Exercise description: Omit all pictures, then retype the data exactly as given.
___ Provided data
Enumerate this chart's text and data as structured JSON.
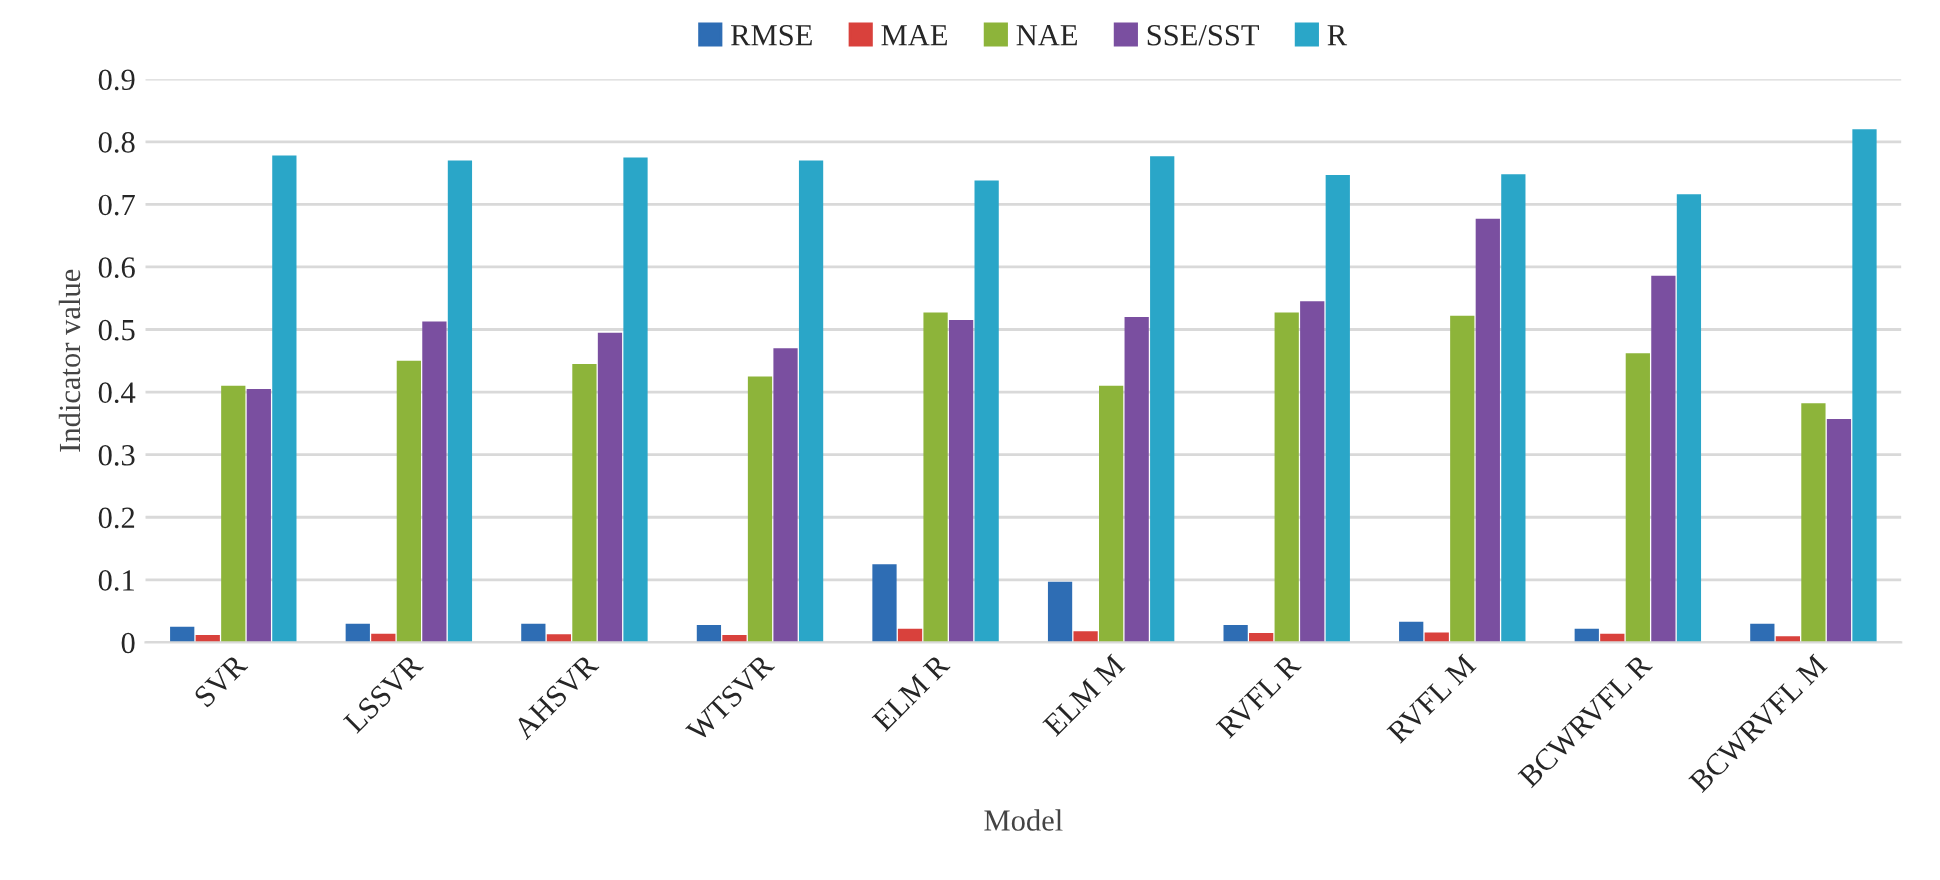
{
  "chart_data": {
    "type": "bar",
    "xlabel": "Model",
    "ylabel": "Indicator value",
    "categories": [
      "SVR",
      "LSSVR",
      "AHSVR",
      "WTSVR",
      "ELM R",
      "ELM M",
      "RVFL R",
      "RVFL M",
      "BCWRVFL R",
      "BCWRVFL M"
    ],
    "series": [
      {
        "name": "RMSE",
        "color": "#2e6db4",
        "values": [
          0.025,
          0.03,
          0.03,
          0.028,
          0.125,
          0.097,
          0.028,
          0.033,
          0.022,
          0.03
        ]
      },
      {
        "name": "MAE",
        "color": "#d9413c",
        "values": [
          0.012,
          0.014,
          0.013,
          0.012,
          0.022,
          0.018,
          0.015,
          0.016,
          0.014,
          0.01
        ]
      },
      {
        "name": "NAE",
        "color": "#8db43a",
        "values": [
          0.41,
          0.45,
          0.445,
          0.425,
          0.527,
          0.41,
          0.527,
          0.522,
          0.462,
          0.382
        ]
      },
      {
        "name": "SSE/SST",
        "color": "#7a4fa0",
        "values": [
          0.405,
          0.513,
          0.495,
          0.47,
          0.515,
          0.52,
          0.545,
          0.677,
          0.586,
          0.357
        ]
      },
      {
        "name": "R",
        "color": "#2aa6c8",
        "values": [
          0.778,
          0.77,
          0.775,
          0.77,
          0.738,
          0.777,
          0.747,
          0.748,
          0.716,
          0.82
        ]
      }
    ],
    "ylim": [
      0,
      0.9
    ],
    "yticks": [
      0,
      0.1,
      0.2,
      0.3,
      0.4,
      0.5,
      0.6,
      0.7,
      0.8,
      0.9
    ],
    "grid": "y",
    "legend": "top"
  }
}
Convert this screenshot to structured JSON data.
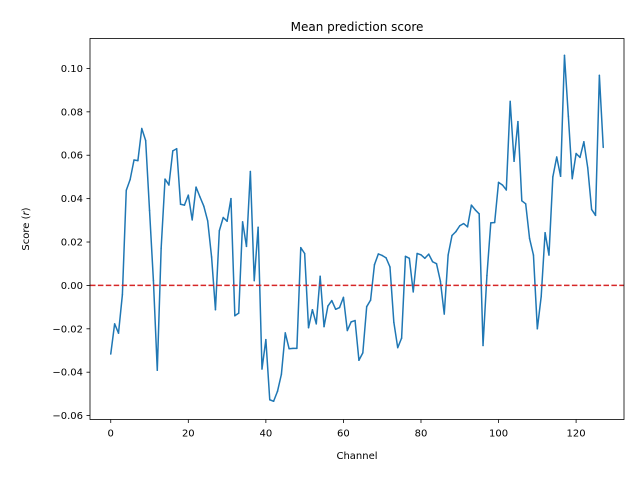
{
  "chart_data": {
    "type": "line",
    "title": "Mean prediction score",
    "xlabel": "Channel",
    "ylabel_prefix": "Score (",
    "ylabel_var": "r",
    "ylabel_suffix": ")",
    "xlim": [
      -5.35,
      132.35
    ],
    "ylim": [
      -0.0618,
      0.1138
    ],
    "xticks": [
      0,
      20,
      40,
      60,
      80,
      100,
      120
    ],
    "xtick_labels": [
      "0",
      "20",
      "40",
      "60",
      "80",
      "100",
      "120"
    ],
    "yticks": [
      -0.06,
      -0.04,
      -0.02,
      0.0,
      0.02,
      0.04,
      0.06,
      0.08,
      0.1
    ],
    "ytick_labels": [
      "−0.06",
      "−0.04",
      "−0.02",
      "0.00",
      "0.02",
      "0.04",
      "0.06",
      "0.08",
      "0.10"
    ],
    "grid": false,
    "reference_line": {
      "y": 0,
      "style": "dashed",
      "color": "#d62728"
    },
    "series": [
      {
        "color": "#1f77b4",
        "x": [
          0,
          1,
          2,
          3,
          4,
          5,
          6,
          7,
          8,
          9,
          10,
          11,
          12,
          13,
          14,
          15,
          16,
          17,
          18,
          19,
          20,
          21,
          22,
          23,
          24,
          25,
          26,
          27,
          28,
          29,
          30,
          31,
          32,
          33,
          34,
          35,
          36,
          37,
          38,
          39,
          40,
          41,
          42,
          43,
          44,
          45,
          46,
          47,
          48,
          49,
          50,
          51,
          52,
          53,
          54,
          55,
          56,
          57,
          58,
          59,
          60,
          61,
          62,
          63,
          64,
          65,
          66,
          67,
          68,
          69,
          70,
          71,
          72,
          73,
          74,
          75,
          76,
          77,
          78,
          79,
          80,
          81,
          82,
          83,
          84,
          85,
          86,
          87,
          88,
          89,
          90,
          91,
          92,
          93,
          94,
          95,
          96,
          97,
          98,
          99,
          100,
          101,
          102,
          103,
          104,
          105,
          106,
          107,
          108,
          109,
          110,
          111,
          112,
          113,
          114,
          115,
          116,
          117,
          118,
          119,
          120,
          121,
          122,
          123,
          124,
          125,
          126,
          127
        ],
        "values": [
          -0.0316,
          -0.0177,
          -0.022,
          -0.0043,
          0.0438,
          0.0488,
          0.0578,
          0.0575,
          0.0723,
          0.0668,
          0.0346,
          0.0022,
          -0.0391,
          0.0172,
          0.049,
          0.0463,
          0.062,
          0.063,
          0.0374,
          0.037,
          0.0416,
          0.0302,
          0.0453,
          0.0408,
          0.0365,
          0.0297,
          0.0131,
          -0.0112,
          0.0252,
          0.0313,
          0.0296,
          0.04,
          -0.014,
          -0.0128,
          0.0293,
          0.018,
          0.0525,
          0.0022,
          0.0268,
          -0.0385,
          -0.025,
          -0.0527,
          -0.0534,
          -0.0488,
          -0.041,
          -0.0219,
          -0.0292,
          -0.029,
          -0.029,
          0.0174,
          0.0147,
          -0.0195,
          -0.0112,
          -0.0177,
          0.0042,
          -0.019,
          -0.0095,
          -0.007,
          -0.011,
          -0.0102,
          -0.0055,
          -0.0208,
          -0.0168,
          -0.0162,
          -0.0345,
          -0.0311,
          -0.0098,
          -0.0068,
          0.0095,
          0.0145,
          0.0138,
          0.0127,
          0.0085,
          -0.017,
          -0.0287,
          -0.0243,
          0.0134,
          0.0125,
          -0.003,
          0.0147,
          0.0141,
          0.0125,
          0.0144,
          0.0109,
          0.01,
          0.002,
          -0.0132,
          0.014,
          0.023,
          0.0248,
          0.0275,
          0.0285,
          0.027,
          0.037,
          0.0348,
          0.033,
          -0.0277,
          0.0045,
          0.0288,
          0.029,
          0.0475,
          0.0463,
          0.044,
          0.0848,
          0.0572,
          0.0755,
          0.039,
          0.0376,
          0.0216,
          0.014,
          -0.02,
          -0.0051,
          0.0243,
          0.014,
          0.05,
          0.0592,
          0.0503,
          0.106,
          0.078,
          0.0492,
          0.0608,
          0.059,
          0.0662,
          0.0542,
          0.035,
          0.0323,
          0.0968,
          0.0636
        ]
      }
    ]
  }
}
______
Written response:
Enumerate this chart's text and data as structured JSON.
{
  "chart_data": {
    "type": "bar",
    "xlabel": "Model",
    "ylabel": "Indicator value",
    "categories": [
      "SVR",
      "LSSVR",
      "AHSVR",
      "WTSVR",
      "ELM R",
      "ELM M",
      "RVFL R",
      "RVFL M",
      "BCWRVFL R",
      "BCWRVFL M"
    ],
    "series": [
      {
        "name": "RMSE",
        "color": "#2e6db4",
        "values": [
          0.025,
          0.03,
          0.03,
          0.028,
          0.125,
          0.097,
          0.028,
          0.033,
          0.022,
          0.03
        ]
      },
      {
        "name": "MAE",
        "color": "#d9413c",
        "values": [
          0.012,
          0.014,
          0.013,
          0.012,
          0.022,
          0.018,
          0.015,
          0.016,
          0.014,
          0.01
        ]
      },
      {
        "name": "NAE",
        "color": "#8db43a",
        "values": [
          0.41,
          0.45,
          0.445,
          0.425,
          0.527,
          0.41,
          0.527,
          0.522,
          0.462,
          0.382
        ]
      },
      {
        "name": "SSE/SST",
        "color": "#7a4fa0",
        "values": [
          0.405,
          0.513,
          0.495,
          0.47,
          0.515,
          0.52,
          0.545,
          0.677,
          0.586,
          0.357
        ]
      },
      {
        "name": "R",
        "color": "#2aa6c8",
        "values": [
          0.778,
          0.77,
          0.775,
          0.77,
          0.738,
          0.777,
          0.747,
          0.748,
          0.716,
          0.82
        ]
      }
    ],
    "ylim": [
      0,
      0.9
    ],
    "yticks": [
      0,
      0.1,
      0.2,
      0.3,
      0.4,
      0.5,
      0.6,
      0.7,
      0.8,
      0.9
    ],
    "grid": "y",
    "legend": "top"
  }
}
Convert this screenshot to structured JSON data.
{
  "chart_data": {
    "type": "line",
    "title": "Mean prediction score",
    "xlabel": "Channel",
    "ylabel_prefix": "Score (",
    "ylabel_var": "r",
    "ylabel_suffix": ")",
    "xlim": [
      -5.35,
      132.35
    ],
    "ylim": [
      -0.0618,
      0.1138
    ],
    "xticks": [
      0,
      20,
      40,
      60,
      80,
      100,
      120
    ],
    "xtick_labels": [
      "0",
      "20",
      "40",
      "60",
      "80",
      "100",
      "120"
    ],
    "yticks": [
      -0.06,
      -0.04,
      -0.02,
      0.0,
      0.02,
      0.04,
      0.06,
      0.08,
      0.1
    ],
    "ytick_labels": [
      "−0.06",
      "−0.04",
      "−0.02",
      "0.00",
      "0.02",
      "0.04",
      "0.06",
      "0.08",
      "0.10"
    ],
    "grid": false,
    "reference_line": {
      "y": 0,
      "style": "dashed",
      "color": "#d62728"
    },
    "series": [
      {
        "color": "#1f77b4",
        "x": [
          0,
          1,
          2,
          3,
          4,
          5,
          6,
          7,
          8,
          9,
          10,
          11,
          12,
          13,
          14,
          15,
          16,
          17,
          18,
          19,
          20,
          21,
          22,
          23,
          24,
          25,
          26,
          27,
          28,
          29,
          30,
          31,
          32,
          33,
          34,
          35,
          36,
          37,
          38,
          39,
          40,
          41,
          42,
          43,
          44,
          45,
          46,
          47,
          48,
          49,
          50,
          51,
          52,
          53,
          54,
          55,
          56,
          57,
          58,
          59,
          60,
          61,
          62,
          63,
          64,
          65,
          66,
          67,
          68,
          69,
          70,
          71,
          72,
          73,
          74,
          75,
          76,
          77,
          78,
          79,
          80,
          81,
          82,
          83,
          84,
          85,
          86,
          87,
          88,
          89,
          90,
          91,
          92,
          93,
          94,
          95,
          96,
          97,
          98,
          99,
          100,
          101,
          102,
          103,
          104,
          105,
          106,
          107,
          108,
          109,
          110,
          111,
          112,
          113,
          114,
          115,
          116,
          117,
          118,
          119,
          120,
          121,
          122,
          123,
          124,
          125,
          126,
          127
        ],
        "values": [
          -0.0316,
          -0.0177,
          -0.022,
          -0.0043,
          0.0438,
          0.0488,
          0.0578,
          0.0575,
          0.0723,
          0.0668,
          0.0346,
          0.0022,
          -0.0391,
          0.0172,
          0.049,
          0.0463,
          0.062,
          0.063,
          0.0374,
          0.037,
          0.0416,
          0.0302,
          0.0453,
          0.0408,
          0.0365,
          0.0297,
          0.0131,
          -0.0112,
          0.0252,
          0.0313,
          0.0296,
          0.04,
          -0.014,
          -0.0128,
          0.0293,
          0.018,
          0.0525,
          0.0022,
          0.0268,
          -0.0385,
          -0.025,
          -0.0527,
          -0.0534,
          -0.0488,
          -0.041,
          -0.0219,
          -0.0292,
          -0.029,
          -0.029,
          0.0174,
          0.0147,
          -0.0195,
          -0.0112,
          -0.0177,
          0.0042,
          -0.019,
          -0.0095,
          -0.007,
          -0.011,
          -0.0102,
          -0.0055,
          -0.0208,
          -0.0168,
          -0.0162,
          -0.0345,
          -0.0311,
          -0.0098,
          -0.0068,
          0.0095,
          0.0145,
          0.0138,
          0.0127,
          0.0085,
          -0.017,
          -0.0287,
          -0.0243,
          0.0134,
          0.0125,
          -0.003,
          0.0147,
          0.0141,
          0.0125,
          0.0144,
          0.0109,
          0.01,
          0.002,
          -0.0132,
          0.014,
          0.023,
          0.0248,
          0.0275,
          0.0285,
          0.027,
          0.037,
          0.0348,
          0.033,
          -0.0277,
          0.0045,
          0.0288,
          0.029,
          0.0475,
          0.0463,
          0.044,
          0.0848,
          0.0572,
          0.0755,
          0.039,
          0.0376,
          0.0216,
          0.014,
          -0.02,
          -0.0051,
          0.0243,
          0.014,
          0.05,
          0.0592,
          0.0503,
          0.106,
          0.078,
          0.0492,
          0.0608,
          0.059,
          0.0662,
          0.0542,
          0.035,
          0.0323,
          0.0968,
          0.0636
        ]
      }
    ]
  }
}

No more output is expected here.